* _Prompt_:
Show only lines that include "City".

[Data entries]
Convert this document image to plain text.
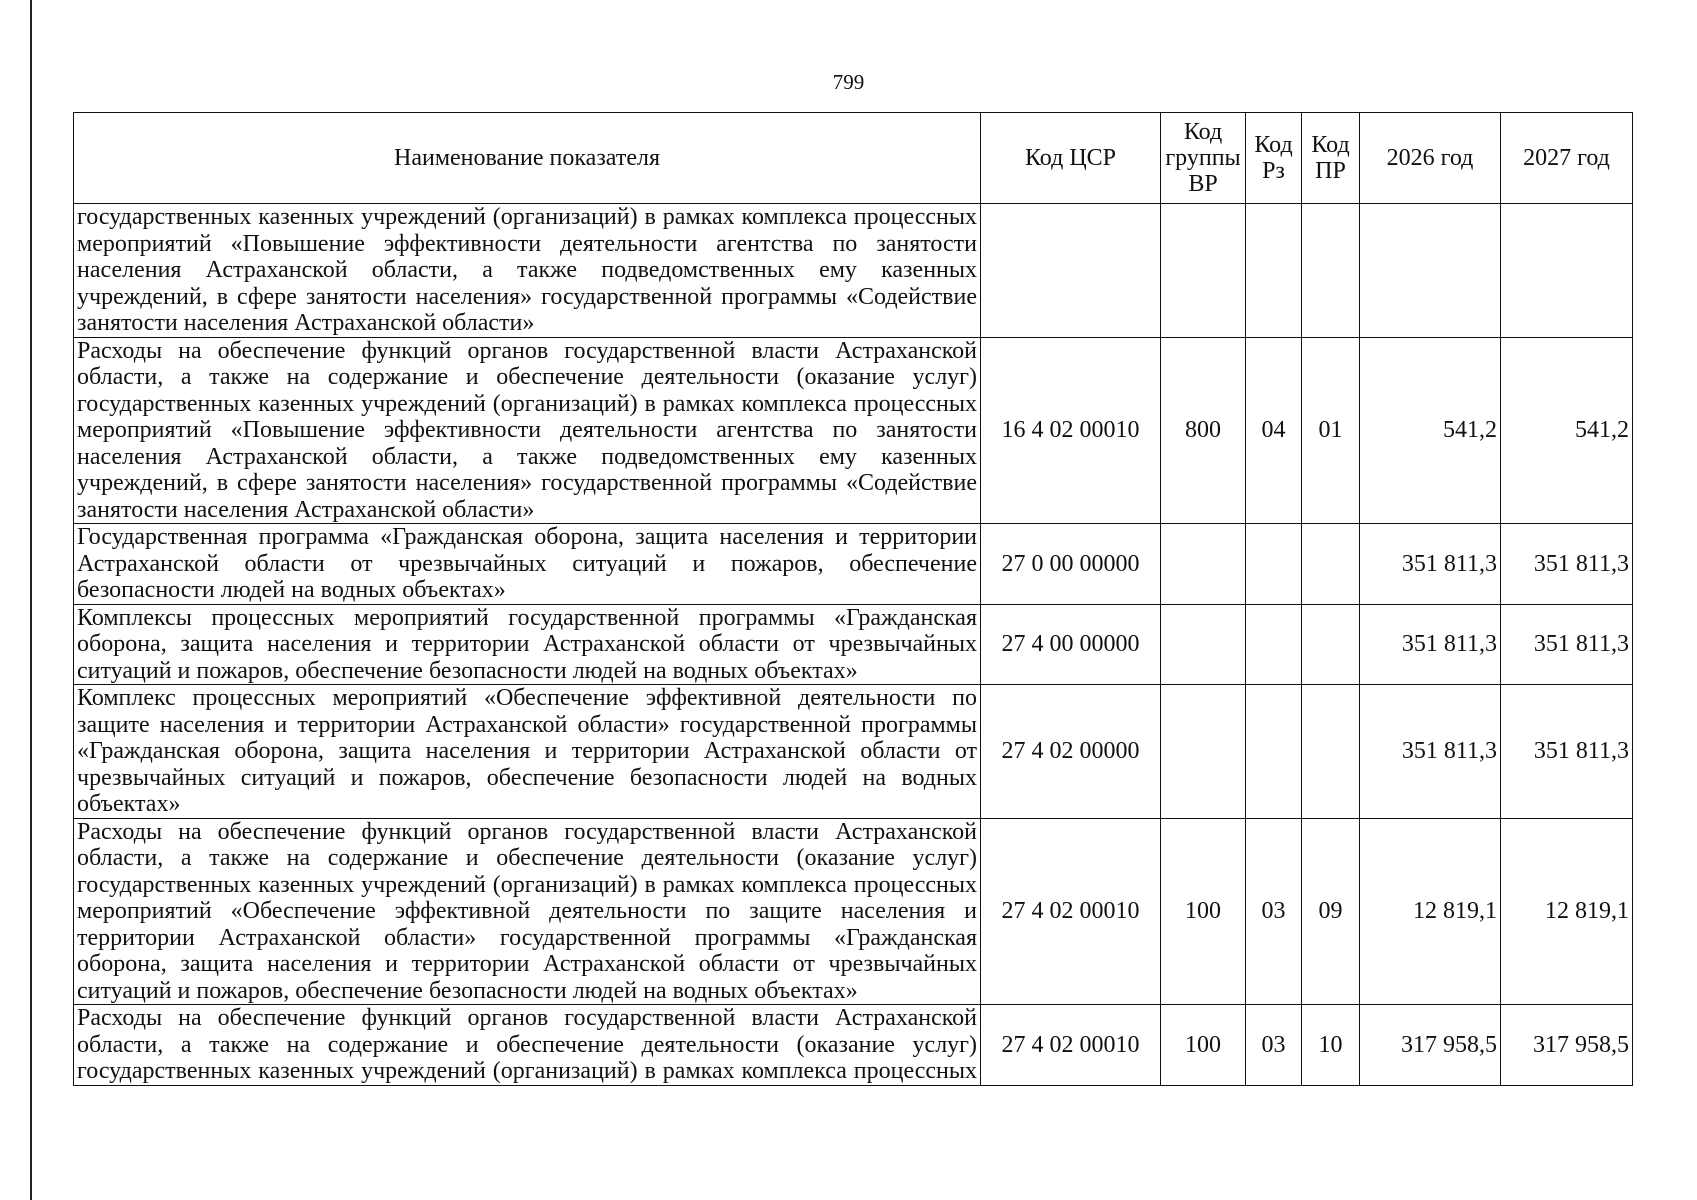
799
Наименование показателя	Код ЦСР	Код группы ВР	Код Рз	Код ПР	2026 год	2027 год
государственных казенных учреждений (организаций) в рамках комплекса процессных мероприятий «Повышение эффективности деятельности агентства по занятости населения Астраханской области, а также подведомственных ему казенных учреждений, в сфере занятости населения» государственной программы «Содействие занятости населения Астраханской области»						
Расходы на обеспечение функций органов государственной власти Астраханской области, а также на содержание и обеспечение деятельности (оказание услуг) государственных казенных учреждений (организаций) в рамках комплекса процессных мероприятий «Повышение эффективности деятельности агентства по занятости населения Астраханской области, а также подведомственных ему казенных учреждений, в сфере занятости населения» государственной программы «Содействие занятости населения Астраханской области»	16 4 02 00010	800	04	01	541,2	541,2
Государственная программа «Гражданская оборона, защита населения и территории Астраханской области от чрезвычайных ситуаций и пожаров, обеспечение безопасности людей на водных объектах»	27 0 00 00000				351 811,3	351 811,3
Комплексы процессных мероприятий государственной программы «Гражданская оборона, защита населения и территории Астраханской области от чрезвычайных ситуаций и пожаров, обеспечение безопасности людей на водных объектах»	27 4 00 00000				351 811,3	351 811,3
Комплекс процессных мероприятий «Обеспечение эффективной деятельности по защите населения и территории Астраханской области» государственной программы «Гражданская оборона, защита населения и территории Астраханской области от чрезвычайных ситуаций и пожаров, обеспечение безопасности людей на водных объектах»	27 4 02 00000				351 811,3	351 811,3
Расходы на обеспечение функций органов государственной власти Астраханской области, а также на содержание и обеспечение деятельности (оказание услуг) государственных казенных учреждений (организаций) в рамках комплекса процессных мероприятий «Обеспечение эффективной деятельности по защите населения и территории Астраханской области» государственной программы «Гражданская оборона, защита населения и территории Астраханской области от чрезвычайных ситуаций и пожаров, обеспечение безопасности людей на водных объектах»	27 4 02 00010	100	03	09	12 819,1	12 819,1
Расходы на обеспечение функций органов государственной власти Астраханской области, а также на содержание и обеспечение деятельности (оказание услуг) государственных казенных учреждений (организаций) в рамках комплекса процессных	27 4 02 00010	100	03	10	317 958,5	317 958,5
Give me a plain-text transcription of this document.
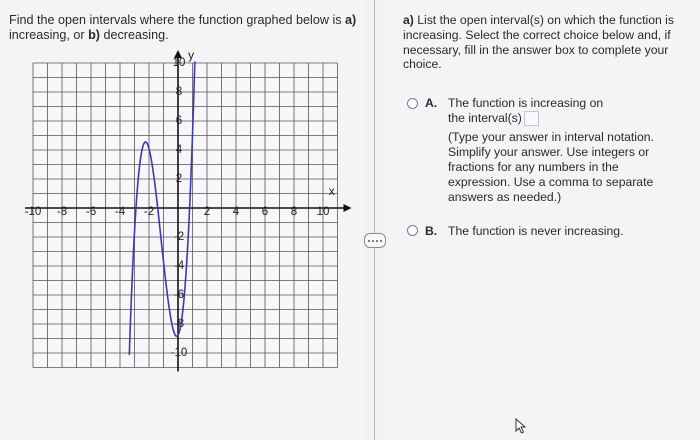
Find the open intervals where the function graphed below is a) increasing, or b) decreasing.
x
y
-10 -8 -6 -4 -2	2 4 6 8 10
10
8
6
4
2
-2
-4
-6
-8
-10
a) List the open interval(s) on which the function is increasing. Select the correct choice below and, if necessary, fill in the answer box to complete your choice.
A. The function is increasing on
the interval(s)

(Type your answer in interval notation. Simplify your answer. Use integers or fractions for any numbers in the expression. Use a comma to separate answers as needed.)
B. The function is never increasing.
--
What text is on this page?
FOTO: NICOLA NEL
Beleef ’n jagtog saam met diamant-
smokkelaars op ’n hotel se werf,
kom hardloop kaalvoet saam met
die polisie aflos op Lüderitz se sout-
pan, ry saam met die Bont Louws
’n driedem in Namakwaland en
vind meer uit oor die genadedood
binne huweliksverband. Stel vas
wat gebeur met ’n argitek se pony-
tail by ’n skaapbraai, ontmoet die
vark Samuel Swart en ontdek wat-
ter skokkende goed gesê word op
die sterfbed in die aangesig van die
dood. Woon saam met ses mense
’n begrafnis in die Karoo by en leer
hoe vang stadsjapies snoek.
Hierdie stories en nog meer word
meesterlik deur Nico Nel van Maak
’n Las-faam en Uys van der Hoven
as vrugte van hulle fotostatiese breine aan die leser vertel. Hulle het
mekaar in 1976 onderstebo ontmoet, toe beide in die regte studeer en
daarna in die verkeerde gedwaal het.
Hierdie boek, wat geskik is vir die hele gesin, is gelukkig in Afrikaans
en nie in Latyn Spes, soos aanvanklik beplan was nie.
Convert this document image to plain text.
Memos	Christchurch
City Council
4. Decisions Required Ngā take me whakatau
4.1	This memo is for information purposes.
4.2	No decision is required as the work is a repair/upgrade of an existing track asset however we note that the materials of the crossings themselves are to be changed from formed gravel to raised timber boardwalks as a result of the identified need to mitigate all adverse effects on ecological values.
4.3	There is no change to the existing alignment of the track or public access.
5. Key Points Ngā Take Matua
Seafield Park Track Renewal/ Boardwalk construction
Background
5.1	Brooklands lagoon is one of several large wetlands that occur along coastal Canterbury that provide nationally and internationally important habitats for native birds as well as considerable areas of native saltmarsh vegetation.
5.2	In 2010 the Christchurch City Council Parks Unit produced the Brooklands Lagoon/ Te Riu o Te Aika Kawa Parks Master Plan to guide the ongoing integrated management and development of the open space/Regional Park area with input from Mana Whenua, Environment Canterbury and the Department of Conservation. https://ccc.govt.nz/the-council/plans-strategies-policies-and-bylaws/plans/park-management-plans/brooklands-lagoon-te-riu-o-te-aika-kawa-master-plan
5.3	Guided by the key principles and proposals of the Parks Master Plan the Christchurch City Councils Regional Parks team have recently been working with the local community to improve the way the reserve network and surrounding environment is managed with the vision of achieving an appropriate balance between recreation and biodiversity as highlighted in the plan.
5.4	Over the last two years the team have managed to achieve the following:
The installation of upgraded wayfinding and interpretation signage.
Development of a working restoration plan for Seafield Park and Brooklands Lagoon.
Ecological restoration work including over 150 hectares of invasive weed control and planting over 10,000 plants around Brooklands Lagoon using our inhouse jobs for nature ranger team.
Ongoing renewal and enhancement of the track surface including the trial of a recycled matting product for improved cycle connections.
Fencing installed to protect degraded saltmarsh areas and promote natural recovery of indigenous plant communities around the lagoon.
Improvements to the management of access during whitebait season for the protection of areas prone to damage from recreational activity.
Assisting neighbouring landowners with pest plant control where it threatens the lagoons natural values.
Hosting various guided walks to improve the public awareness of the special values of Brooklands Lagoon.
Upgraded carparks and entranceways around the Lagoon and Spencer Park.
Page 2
...
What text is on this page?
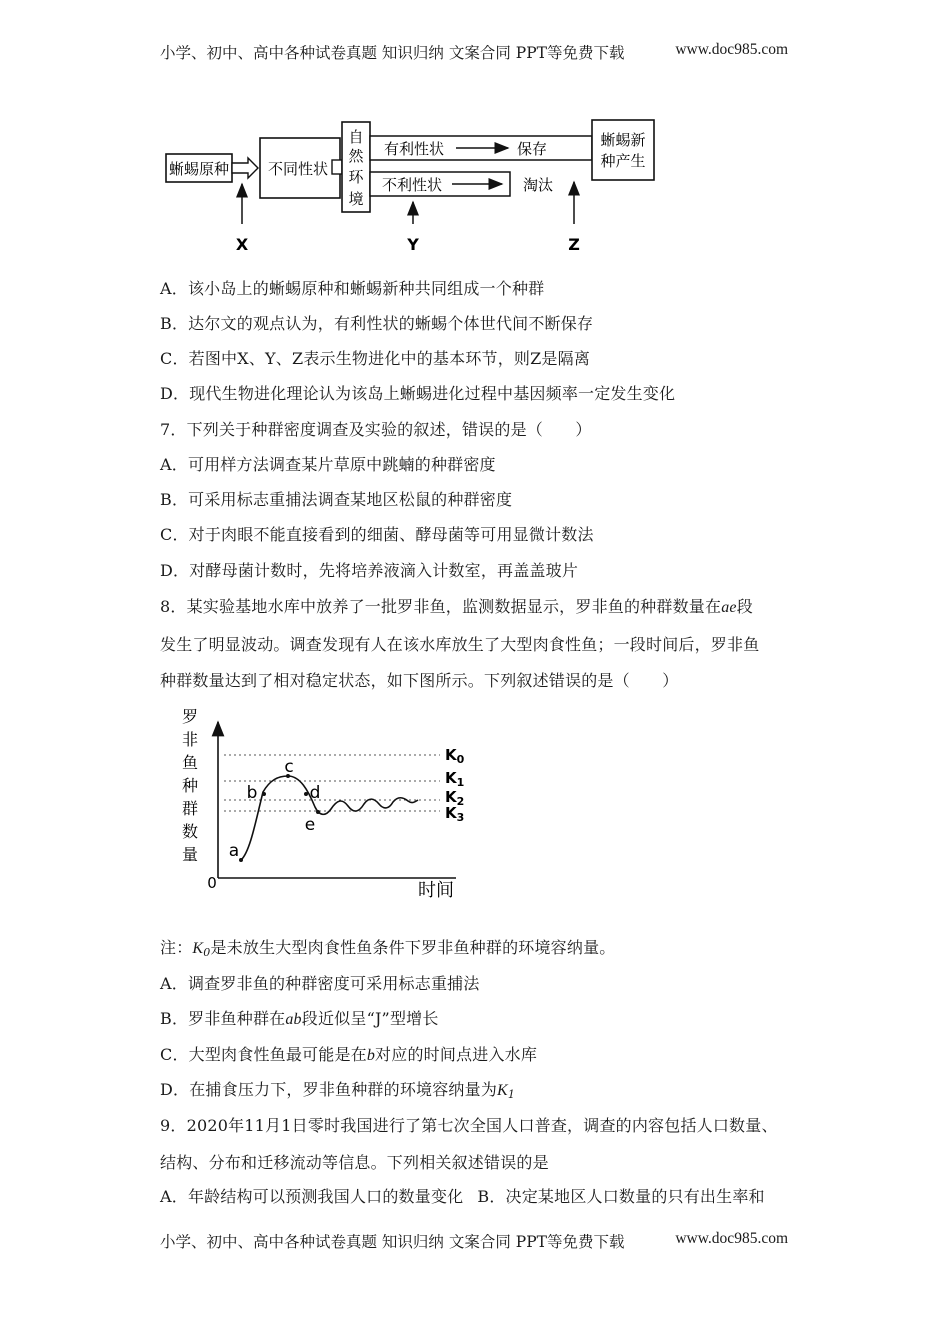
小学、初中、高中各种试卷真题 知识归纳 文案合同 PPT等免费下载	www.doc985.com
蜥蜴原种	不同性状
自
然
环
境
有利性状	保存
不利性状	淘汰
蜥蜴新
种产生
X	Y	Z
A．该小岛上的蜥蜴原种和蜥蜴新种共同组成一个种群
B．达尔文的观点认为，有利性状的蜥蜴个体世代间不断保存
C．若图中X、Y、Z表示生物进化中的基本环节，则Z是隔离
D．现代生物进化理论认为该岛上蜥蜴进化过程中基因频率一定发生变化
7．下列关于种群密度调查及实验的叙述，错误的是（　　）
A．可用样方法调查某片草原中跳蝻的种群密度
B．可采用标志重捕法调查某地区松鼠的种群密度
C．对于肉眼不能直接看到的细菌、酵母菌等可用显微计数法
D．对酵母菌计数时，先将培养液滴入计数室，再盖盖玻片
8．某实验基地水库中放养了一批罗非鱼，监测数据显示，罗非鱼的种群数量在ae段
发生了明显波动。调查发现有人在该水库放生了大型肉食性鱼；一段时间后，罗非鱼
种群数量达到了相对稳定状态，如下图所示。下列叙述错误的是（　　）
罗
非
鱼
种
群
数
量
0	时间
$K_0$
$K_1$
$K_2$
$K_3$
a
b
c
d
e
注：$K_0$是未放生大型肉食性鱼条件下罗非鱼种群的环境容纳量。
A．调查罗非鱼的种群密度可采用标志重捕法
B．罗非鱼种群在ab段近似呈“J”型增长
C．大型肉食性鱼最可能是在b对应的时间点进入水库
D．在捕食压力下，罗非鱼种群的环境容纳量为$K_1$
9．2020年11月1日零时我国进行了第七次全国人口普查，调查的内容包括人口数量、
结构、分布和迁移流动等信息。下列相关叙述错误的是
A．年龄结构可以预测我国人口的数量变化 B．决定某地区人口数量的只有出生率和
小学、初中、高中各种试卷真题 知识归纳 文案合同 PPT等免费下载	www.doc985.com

* _Full answer_:
City Council
5.2	In 2010 the Christchurch City Council Parks Unit produced the Brooklands Lagoon/ Te Riu o Te Aika Kawa Parks Master Plan to guide the ongoing integrated management and development of the open space/Regional Park area with input from Mana Whenua, Environment Canterbury and the Department of Conservation. https://ccc.govt.nz/the-council/plans-strategies-policies-and-bylaws/plans/park-management-plans/brooklands-lagoon-te-riu-o-te-aika-kawa-master-plan
5.3	Guided by the key principles and proposals of the Parks Master Plan the Christchurch City Councils Regional Parks team have recently been working with the local community to improve the way the reserve network and surrounding environment is managed with the vision of achieving an appropriate balance between recreation and biodiversity as highlighted in the plan.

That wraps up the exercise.